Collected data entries
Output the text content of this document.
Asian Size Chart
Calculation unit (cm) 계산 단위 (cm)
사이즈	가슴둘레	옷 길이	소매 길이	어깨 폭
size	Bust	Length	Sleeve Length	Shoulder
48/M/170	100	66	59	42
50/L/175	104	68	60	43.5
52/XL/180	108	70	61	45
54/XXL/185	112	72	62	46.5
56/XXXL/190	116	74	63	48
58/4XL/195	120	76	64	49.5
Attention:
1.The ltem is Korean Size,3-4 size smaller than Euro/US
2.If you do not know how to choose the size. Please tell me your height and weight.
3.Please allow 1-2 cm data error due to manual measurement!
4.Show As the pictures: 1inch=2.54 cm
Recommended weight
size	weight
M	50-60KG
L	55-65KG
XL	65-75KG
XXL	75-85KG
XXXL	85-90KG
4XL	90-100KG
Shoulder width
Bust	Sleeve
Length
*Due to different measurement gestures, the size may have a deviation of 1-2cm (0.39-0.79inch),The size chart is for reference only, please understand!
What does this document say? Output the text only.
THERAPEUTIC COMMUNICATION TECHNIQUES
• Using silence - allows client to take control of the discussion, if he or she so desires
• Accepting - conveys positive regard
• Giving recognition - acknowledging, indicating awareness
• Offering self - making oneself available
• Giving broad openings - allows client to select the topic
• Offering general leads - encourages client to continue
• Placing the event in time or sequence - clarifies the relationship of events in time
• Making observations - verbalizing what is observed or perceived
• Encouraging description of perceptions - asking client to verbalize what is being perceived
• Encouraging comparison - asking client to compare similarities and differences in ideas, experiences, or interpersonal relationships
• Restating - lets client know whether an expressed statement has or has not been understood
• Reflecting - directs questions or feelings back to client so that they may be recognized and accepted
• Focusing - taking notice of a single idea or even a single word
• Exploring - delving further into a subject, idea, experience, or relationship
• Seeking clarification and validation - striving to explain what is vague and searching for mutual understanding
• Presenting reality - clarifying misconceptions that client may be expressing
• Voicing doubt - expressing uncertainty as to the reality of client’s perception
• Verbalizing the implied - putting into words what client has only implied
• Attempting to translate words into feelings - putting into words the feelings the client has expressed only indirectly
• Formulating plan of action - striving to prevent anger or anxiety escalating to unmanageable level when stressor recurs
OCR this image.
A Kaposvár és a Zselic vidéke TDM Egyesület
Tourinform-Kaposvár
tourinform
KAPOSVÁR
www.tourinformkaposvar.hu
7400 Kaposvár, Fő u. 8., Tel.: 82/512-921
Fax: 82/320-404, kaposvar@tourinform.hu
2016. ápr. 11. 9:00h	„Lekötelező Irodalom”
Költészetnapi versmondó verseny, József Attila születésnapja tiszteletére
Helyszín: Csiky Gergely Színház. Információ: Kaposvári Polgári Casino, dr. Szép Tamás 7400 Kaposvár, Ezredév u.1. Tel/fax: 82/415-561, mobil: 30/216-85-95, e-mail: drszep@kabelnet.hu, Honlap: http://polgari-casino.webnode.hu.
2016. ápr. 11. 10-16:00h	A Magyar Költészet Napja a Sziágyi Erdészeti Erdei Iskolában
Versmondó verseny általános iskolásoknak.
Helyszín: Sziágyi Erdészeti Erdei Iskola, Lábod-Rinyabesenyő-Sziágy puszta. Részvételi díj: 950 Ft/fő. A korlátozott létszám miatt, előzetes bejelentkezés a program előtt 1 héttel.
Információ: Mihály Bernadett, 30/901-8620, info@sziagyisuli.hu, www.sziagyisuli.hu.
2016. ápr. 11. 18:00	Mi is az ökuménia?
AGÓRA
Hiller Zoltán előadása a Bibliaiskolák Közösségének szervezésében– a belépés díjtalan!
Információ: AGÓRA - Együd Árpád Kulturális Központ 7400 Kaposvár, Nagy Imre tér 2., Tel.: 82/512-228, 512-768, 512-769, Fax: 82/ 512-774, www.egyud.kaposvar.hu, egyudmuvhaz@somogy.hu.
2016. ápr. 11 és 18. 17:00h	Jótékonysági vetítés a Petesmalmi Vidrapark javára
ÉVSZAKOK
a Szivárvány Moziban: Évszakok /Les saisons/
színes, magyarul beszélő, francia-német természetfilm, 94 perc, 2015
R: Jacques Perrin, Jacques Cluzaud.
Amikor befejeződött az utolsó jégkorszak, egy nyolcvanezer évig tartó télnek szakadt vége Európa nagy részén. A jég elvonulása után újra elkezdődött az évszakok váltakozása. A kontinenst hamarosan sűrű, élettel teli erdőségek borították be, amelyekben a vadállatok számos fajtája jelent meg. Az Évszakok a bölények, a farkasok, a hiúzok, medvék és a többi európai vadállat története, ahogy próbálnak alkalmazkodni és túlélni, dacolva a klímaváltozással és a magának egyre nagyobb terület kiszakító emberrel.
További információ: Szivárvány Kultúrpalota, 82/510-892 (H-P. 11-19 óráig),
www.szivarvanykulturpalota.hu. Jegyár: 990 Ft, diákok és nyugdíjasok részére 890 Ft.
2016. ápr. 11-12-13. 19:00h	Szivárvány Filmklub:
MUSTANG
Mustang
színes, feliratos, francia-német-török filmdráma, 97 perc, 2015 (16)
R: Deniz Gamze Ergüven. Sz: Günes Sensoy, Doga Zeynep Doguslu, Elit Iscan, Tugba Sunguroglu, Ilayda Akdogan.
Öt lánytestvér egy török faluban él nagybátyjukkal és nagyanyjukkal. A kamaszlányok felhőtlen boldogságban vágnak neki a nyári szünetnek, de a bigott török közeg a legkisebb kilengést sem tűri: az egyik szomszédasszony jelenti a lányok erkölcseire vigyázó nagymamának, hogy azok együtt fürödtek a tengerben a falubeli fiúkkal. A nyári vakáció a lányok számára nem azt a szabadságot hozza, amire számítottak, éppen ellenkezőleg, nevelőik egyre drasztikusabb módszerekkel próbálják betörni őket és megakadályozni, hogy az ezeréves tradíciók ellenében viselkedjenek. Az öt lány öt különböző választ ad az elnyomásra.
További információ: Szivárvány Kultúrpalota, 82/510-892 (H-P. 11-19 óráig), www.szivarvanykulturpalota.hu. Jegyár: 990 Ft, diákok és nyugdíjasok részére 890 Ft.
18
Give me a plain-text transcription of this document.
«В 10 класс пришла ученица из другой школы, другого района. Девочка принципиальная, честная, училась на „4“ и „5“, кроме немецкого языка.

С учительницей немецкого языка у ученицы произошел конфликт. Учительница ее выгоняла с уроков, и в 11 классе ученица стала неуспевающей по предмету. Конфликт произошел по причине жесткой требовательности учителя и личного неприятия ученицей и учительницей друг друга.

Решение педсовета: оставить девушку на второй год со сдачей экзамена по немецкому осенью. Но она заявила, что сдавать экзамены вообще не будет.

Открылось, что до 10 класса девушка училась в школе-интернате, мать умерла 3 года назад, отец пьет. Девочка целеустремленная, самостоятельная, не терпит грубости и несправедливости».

- EXERCISE TASK
Copy all the records above precisely.

- RESULT OF THIS TASK
Output the text content of this document.
Asian Size Chart
Calculation unit (cm) 계산 단위 (cm)
사이즈	가슴둘레	옷 길이	소매 길이	어깨 폭
size	Bust	Length	Sleeve Length	Shoulder
48/M/170	100	66	59	42
50/L/175	104	68	60	43.5
52/XL/180	108	70	61	45
54/XXL/185	112	72	62	46.5
56/XXXL/190	116	74	63	48
58/4XL/195	120	76	64	49.5
Attention:
1.The ltem is Korean Size,3-4 size smaller than Euro/US
2.If you do not know how to choose the size. Please tell me your height and weight.
3.Please allow 1-2 cm data error due to manual measurement!
4.Show As the pictures: 1inch=2.54 cm
Recommended weight
size	weight
M	50-60KG
L	55-65KG
XL	65-75KG
XXL	75-85KG
XXXL	85-90KG
4XL	90-100KG
Shoulder width
Bust	Sleeve
Length
*Due to different measurement gestures, the size may have a deviation of 1-2cm (0.39-0.79inch),The size chart is for reference only, please understand!
What does this document say? Output the text only.
THERAPEUTIC COMMUNICATION TECHNIQUES
• Using silence - allows client to take control of the discussion, if he or she so desires
• Accepting - conveys positive regard
• Giving recognition - acknowledging, indicating awareness
• Offering self - making oneself available
• Giving broad openings - allows client to select the topic
• Offering general leads - encourages client to continue
• Placing the event in time or sequence - clarifies the relationship of events in time
• Making observations - verbalizing what is observed or perceived
• Encouraging description of perceptions - asking client to verbalize what is being perceived
• Encouraging comparison - asking client to compare similarities and differences in ideas, experiences, or interpersonal relationships
• Restating - lets client know whether an expressed statement has or has not been understood
• Reflecting - directs questions or feelings back to client so that they may be recognized and accepted
• Focusing - taking notice of a single idea or even a single word
• Exploring - delving further into a subject, idea, experience, or relationship
• Seeking clarification and validation - striving to explain what is vague and searching for mutual understanding
• Presenting reality - clarifying misconceptions that client may be expressing
• Voicing doubt - expressing uncertainty as to the reality of client’s perception
• Verbalizing the implied - putting into words what client has only implied
• Attempting to translate words into feelings - putting into words the feelings the client has expressed only indirectly
• Formulating plan of action - striving to prevent anger or anxiety escalating to unmanageable level when stressor recurs
OCR this image.
A Kaposvár és a Zselic vidéke TDM Egyesület
Tourinform-Kaposvár
tourinform
KAPOSVÁR
www.tourinformkaposvar.hu
7400 Kaposvár, Fő u. 8., Tel.: 82/512-921
Fax: 82/320-404, kaposvar@tourinform.hu
2016. ápr. 11. 9:00h	„Lekötelező Irodalom”
Költészetnapi versmondó verseny, József Attila születésnapja tiszteletére
Helyszín: Csiky Gergely Színház. Információ: Kaposvári Polgári Casino, dr. Szép Tamás 7400 Kaposvár, Ezredév u.1. Tel/fax: 82/415-561, mobil: 30/216-85-95, e-mail: drszep@kabelnet.hu, Honlap: http://polgari-casino.webnode.hu.
2016. ápr. 11. 10-16:00h	A Magyar Költészet Napja a Sziágyi Erdészeti Erdei Iskolában
Versmondó verseny általános iskolásoknak.
Helyszín: Sziágyi Erdészeti Erdei Iskola, Lábod-Rinyabesenyő-Sziágy puszta. Részvételi díj: 950 Ft/fő. A korlátozott létszám miatt, előzetes bejelentkezés a program előtt 1 héttel.
Információ: Mihály Bernadett, 30/901-8620, info@sziagyisuli.hu, www.sziagyisuli.hu.
2016. ápr. 11. 18:00	Mi is az ökuménia?
AGÓRA
Hiller Zoltán előadása a Bibliaiskolák Közösségének szervezésében– a belépés díjtalan!
Információ: AGÓRA - Együd Árpád Kulturális Központ 7400 Kaposvár, Nagy Imre tér 2., Tel.: 82/512-228, 512-768, 512-769, Fax: 82/ 512-774, www.egyud.kaposvar.hu, egyudmuvhaz@somogy.hu.
2016. ápr. 11 és 18. 17:00h	Jótékonysági vetítés a Petesmalmi Vidrapark javára
ÉVSZAKOK
a Szivárvány Moziban: Évszakok /Les saisons/
színes, magyarul beszélő, francia-német természetfilm, 94 perc, 2015
R: Jacques Perrin, Jacques Cluzaud.
Amikor befejeződött az utolsó jégkorszak, egy nyolcvanezer évig tartó télnek szakadt vége Európa nagy részén. A jég elvonulása után újra elkezdődött az évszakok váltakozása. A kontinenst hamarosan sűrű, élettel teli erdőségek borították be, amelyekben a vadállatok számos fajtája jelent meg. Az Évszakok a bölények, a farkasok, a hiúzok, medvék és a többi európai vadállat története, ahogy próbálnak alkalmazkodni és túlélni, dacolva a klímaváltozással és a magának egyre nagyobb terület kiszakító emberrel.
További információ: Szivárvány Kultúrpalota, 82/510-892 (H-P. 11-19 óráig),
www.szivarvanykulturpalota.hu. Jegyár: 990 Ft, diákok és nyugdíjasok részére 890 Ft.
2016. ápr. 11-12-13. 19:00h	Szivárvány Filmklub:
MUSTANG
Mustang
színes, feliratos, francia-német-török filmdráma, 97 perc, 2015 (16)
R: Deniz Gamze Ergüven. Sz: Günes Sensoy, Doga Zeynep Doguslu, Elit Iscan, Tugba Sunguroglu, Ilayda Akdogan.
Öt lánytestvér egy török faluban él nagybátyjukkal és nagyanyjukkal. A kamaszlányok felhőtlen boldogságban vágnak neki a nyári szünetnek, de a bigott török közeg a legkisebb kilengést sem tűri: az egyik szomszédasszony jelenti a lányok erkölcseire vigyázó nagymamának, hogy azok együtt fürödtek a tengerben a falubeli fiúkkal. A nyári vakáció a lányok számára nem azt a szabadságot hozza, amire számítottak, éppen ellenkezőleg, nevelőik egyre drasztikusabb módszerekkel próbálják betörni őket és megakadályozni, hogy az ezeréves tradíciók ellenében viselkedjenek. Az öt lány öt különböző választ ad az elnyomásra.
További információ: Szivárvány Kultúrpalota, 82/510-892 (H-P. 11-19 óráig), www.szivarvanykulturpalota.hu. Jegyár: 990 Ft, diákok és nyugdíjasok részére 890 Ft.
18
Give me a plain-text transcription of this document.
«В 10 класс пришла ученица из другой школы, другого района. Девочка принципиальная, честная, училась на „4“ и „5“, кроме немецкого языка.

С учительницей немецкого языка у ученицы произошел конфликт. Учительница ее выгоняла с уроков, и в 11 классе ученица стала неуспевающей по предмету. Конфликт произошел по причине жесткой требовательности учителя и личного неприятия ученицей и учительницей друг друга.

Решение педсовета: оставить девушку на второй год со сдачей экзамена по немецкому осенью. Но она заявила, что сдавать экзамены вообще не будет.

Открылось, что до 10 класса девушка училась в школе-интернате, мать умерла 3 года назад, отец пьет. Девочка целеустремленная, самостоятельная, не терпит грубости и несправедливости».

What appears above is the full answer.